Scan the records for the line containing "What data was"; extract it and all later lines, verbatim, through the end, and nothing before it.

■ Material for this exercise ■
****************

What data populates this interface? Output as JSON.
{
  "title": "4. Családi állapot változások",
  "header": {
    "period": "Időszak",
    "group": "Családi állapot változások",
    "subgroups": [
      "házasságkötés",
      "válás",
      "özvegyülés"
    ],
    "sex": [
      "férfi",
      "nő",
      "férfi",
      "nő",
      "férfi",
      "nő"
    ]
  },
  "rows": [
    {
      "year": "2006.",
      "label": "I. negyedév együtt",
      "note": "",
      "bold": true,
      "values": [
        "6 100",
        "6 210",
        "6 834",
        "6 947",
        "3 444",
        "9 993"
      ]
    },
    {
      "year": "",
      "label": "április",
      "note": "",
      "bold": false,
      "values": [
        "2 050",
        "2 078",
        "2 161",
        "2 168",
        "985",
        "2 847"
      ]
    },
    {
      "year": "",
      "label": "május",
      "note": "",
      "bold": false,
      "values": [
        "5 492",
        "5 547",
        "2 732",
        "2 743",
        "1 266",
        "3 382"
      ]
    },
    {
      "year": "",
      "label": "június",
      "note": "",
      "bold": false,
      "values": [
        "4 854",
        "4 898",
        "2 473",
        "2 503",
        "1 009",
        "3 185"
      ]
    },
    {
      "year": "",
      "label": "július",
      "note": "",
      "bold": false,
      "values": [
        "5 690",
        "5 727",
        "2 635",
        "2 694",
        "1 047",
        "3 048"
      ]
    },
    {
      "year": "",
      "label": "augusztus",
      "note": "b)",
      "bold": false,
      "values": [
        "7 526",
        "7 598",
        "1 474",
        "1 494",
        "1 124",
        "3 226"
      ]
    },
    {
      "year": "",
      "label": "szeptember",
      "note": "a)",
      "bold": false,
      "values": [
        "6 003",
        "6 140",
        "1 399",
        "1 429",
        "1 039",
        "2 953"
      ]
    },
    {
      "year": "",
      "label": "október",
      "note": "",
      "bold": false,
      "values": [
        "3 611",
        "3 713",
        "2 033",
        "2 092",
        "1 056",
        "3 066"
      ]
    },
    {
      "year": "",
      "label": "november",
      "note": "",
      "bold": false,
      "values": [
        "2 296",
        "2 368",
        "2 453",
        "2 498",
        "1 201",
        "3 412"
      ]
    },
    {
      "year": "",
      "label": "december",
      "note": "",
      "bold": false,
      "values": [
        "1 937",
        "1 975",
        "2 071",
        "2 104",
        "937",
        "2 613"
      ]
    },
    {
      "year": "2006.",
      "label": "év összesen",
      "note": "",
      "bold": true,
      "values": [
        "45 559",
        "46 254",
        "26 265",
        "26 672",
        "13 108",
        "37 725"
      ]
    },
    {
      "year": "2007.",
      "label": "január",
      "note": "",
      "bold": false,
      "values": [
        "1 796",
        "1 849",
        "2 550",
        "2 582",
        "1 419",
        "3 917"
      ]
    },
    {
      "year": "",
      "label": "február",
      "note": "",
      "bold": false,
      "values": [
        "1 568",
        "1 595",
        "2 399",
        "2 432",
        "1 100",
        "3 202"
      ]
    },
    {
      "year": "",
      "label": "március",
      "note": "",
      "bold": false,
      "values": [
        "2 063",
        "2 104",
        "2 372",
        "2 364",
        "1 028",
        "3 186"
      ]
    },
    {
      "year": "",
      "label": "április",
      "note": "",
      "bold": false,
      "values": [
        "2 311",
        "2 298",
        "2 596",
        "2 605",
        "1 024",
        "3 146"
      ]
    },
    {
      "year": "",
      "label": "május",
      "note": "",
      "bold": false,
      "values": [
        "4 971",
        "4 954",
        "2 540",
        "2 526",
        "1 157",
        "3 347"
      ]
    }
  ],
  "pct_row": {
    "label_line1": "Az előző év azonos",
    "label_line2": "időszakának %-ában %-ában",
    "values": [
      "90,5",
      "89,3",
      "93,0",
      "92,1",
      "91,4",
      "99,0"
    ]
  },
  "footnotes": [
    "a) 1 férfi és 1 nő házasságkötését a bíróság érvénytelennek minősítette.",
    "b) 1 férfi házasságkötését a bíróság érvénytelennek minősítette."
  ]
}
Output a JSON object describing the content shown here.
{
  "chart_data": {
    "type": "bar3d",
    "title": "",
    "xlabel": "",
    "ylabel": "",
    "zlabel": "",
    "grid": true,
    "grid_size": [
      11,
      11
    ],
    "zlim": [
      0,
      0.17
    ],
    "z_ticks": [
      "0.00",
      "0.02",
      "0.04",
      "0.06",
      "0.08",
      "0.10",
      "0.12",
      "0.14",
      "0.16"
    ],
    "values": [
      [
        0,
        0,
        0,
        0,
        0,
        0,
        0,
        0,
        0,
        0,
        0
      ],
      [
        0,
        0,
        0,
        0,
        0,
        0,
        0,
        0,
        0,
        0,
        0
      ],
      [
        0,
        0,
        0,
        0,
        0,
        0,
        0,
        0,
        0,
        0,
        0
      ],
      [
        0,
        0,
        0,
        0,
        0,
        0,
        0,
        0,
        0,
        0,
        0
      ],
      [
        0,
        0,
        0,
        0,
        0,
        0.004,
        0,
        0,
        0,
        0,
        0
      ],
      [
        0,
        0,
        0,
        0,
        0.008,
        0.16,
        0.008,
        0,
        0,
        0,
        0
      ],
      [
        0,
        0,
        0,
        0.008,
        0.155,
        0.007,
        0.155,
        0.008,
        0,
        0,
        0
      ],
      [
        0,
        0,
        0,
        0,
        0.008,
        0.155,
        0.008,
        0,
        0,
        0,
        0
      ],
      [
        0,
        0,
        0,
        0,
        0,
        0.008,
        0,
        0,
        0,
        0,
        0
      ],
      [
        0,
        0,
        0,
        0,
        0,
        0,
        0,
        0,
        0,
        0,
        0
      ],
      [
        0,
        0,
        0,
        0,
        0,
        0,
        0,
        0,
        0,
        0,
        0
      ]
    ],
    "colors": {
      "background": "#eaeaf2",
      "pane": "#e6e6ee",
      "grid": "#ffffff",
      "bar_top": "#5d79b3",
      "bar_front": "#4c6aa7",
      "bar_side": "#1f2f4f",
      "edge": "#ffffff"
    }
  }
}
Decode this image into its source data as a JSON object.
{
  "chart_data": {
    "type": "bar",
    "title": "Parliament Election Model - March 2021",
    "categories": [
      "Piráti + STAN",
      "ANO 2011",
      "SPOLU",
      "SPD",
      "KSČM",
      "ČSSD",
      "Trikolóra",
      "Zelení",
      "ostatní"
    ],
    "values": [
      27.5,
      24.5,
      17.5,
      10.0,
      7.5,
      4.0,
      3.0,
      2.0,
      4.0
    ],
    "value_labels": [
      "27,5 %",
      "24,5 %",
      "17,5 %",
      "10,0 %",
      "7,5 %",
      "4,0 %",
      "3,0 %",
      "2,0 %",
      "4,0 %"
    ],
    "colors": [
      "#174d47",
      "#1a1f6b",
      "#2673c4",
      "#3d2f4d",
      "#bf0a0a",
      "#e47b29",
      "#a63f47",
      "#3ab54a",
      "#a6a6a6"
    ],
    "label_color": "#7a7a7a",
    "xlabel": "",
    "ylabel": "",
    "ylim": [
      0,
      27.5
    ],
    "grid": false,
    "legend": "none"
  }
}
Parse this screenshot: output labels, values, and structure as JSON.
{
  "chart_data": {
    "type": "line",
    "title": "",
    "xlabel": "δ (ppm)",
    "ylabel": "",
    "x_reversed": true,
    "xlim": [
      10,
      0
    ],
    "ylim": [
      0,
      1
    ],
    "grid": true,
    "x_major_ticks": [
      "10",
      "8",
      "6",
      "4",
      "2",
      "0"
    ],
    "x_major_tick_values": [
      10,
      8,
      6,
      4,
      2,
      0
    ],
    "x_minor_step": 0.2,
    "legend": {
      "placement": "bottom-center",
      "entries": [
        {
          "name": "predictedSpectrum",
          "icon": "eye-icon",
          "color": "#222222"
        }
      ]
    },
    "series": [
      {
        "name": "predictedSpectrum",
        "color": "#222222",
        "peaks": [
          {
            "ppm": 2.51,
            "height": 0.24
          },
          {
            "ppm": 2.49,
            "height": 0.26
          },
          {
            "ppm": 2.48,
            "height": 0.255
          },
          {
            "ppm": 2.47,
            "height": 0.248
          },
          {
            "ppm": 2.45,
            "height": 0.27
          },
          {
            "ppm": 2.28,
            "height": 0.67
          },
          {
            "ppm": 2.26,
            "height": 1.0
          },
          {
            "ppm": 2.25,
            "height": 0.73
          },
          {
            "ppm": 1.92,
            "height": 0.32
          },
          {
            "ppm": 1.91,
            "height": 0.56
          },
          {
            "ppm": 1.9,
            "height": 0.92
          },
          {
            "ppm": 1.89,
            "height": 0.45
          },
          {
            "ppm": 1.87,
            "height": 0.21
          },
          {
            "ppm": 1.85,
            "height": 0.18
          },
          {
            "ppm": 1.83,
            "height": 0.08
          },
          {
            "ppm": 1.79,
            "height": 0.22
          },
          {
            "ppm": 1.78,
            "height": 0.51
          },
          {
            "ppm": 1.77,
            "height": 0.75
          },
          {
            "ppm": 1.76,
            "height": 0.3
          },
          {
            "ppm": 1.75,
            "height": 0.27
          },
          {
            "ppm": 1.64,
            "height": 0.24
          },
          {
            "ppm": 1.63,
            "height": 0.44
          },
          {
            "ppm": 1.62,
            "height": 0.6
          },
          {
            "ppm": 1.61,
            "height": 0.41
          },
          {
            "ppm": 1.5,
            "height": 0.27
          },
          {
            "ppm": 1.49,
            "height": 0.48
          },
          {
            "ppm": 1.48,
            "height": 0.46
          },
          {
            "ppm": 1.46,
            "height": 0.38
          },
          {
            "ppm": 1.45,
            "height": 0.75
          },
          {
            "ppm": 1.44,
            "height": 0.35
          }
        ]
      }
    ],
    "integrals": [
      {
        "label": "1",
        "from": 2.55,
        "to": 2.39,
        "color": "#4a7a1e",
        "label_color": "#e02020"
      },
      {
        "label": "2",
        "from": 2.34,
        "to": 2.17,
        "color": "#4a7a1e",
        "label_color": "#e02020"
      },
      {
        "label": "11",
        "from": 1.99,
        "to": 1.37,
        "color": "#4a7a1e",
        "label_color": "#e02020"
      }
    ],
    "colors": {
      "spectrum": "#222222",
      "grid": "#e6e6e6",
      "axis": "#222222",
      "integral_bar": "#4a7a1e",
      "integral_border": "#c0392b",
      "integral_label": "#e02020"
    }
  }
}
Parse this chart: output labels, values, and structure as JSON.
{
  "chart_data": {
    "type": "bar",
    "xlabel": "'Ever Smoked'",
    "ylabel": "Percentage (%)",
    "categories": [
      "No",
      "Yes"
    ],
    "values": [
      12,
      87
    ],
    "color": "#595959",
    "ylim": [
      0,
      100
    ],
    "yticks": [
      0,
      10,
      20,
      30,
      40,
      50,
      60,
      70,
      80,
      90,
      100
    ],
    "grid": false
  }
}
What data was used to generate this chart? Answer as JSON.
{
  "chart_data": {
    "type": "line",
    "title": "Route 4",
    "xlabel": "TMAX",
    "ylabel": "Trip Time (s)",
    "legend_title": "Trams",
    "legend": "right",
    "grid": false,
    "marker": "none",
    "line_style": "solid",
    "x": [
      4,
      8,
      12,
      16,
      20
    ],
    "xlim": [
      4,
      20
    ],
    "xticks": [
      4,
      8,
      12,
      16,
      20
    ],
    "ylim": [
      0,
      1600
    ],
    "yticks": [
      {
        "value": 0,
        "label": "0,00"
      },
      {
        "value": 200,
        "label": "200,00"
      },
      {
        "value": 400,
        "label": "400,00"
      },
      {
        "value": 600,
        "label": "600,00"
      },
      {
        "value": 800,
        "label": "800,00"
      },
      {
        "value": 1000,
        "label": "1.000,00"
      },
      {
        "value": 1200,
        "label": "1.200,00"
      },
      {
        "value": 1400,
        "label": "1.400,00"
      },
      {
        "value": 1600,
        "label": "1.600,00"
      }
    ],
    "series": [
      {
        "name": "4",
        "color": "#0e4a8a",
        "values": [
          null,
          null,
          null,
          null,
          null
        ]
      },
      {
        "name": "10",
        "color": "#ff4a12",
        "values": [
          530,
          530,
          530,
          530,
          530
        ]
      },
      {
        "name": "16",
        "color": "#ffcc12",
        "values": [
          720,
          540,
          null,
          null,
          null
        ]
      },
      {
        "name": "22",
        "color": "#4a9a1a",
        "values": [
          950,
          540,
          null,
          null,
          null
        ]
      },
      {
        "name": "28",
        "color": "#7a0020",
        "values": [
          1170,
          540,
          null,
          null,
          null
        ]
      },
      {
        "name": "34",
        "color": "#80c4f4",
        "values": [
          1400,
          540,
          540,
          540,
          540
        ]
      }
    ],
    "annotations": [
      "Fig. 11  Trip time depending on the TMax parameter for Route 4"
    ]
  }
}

****************

■ In response ■
What data was used to generate this chart? Answer as JSON.
{
  "chart_data": {
    "type": "line",
    "title": "Route 4",
    "xlabel": "TMAX",
    "ylabel": "Trip Time (s)",
    "legend_title": "Trams",
    "legend": "right",
    "grid": false,
    "marker": "none",
    "line_style": "solid",
    "x": [
      4,
      8,
      12,
      16,
      20
    ],
    "xlim": [
      4,
      20
    ],
    "xticks": [
      4,
      8,
      12,
      16,
      20
    ],
    "ylim": [
      0,
      1600
    ],
    "yticks": [
      {
        "value": 0,
        "label": "0,00"
      },
      {
        "value": 200,
        "label": "200,00"
      },
      {
        "value": 400,
        "label": "400,00"
      },
      {
        "value": 600,
        "label": "600,00"
      },
      {
        "value": 800,
        "label": "800,00"
      },
      {
        "value": 1000,
        "label": "1.000,00"
      },
      {
        "value": 1200,
        "label": "1.200,00"
      },
      {
        "value": 1400,
        "label": "1.400,00"
      },
      {
        "value": 1600,
        "label": "1.600,00"
      }
    ],
    "series": [
      {
        "name": "4",
        "color": "#0e4a8a",
        "values": [
          null,
          null,
          null,
          null,
          null
        ]
      },
      {
        "name": "10",
        "color": "#ff4a12",
        "values": [
          530,
          530,
          530,
          530,
          530
        ]
      },
      {
        "name": "16",
        "color": "#ffcc12",
        "values": [
          720,
          540,
          null,
          null,
          null
        ]
      },
      {
        "name": "22",
        "color": "#4a9a1a",
        "values": [
          950,
          540,
          null,
          null,
          null
        ]
      },
      {
        "name": "28",
        "color": "#7a0020",
        "values": [
          1170,
          540,
          null,
          null,
          null
        ]
      },
      {
        "name": "34",
        "color": "#80c4f4",
        "values": [
          1400,
          540,
          540,
          540,
          540
        ]
      }
    ],
    "annotations": [
      "Fig. 11  Trip time depending on the TMax parameter for Route 4"
    ]
  }
}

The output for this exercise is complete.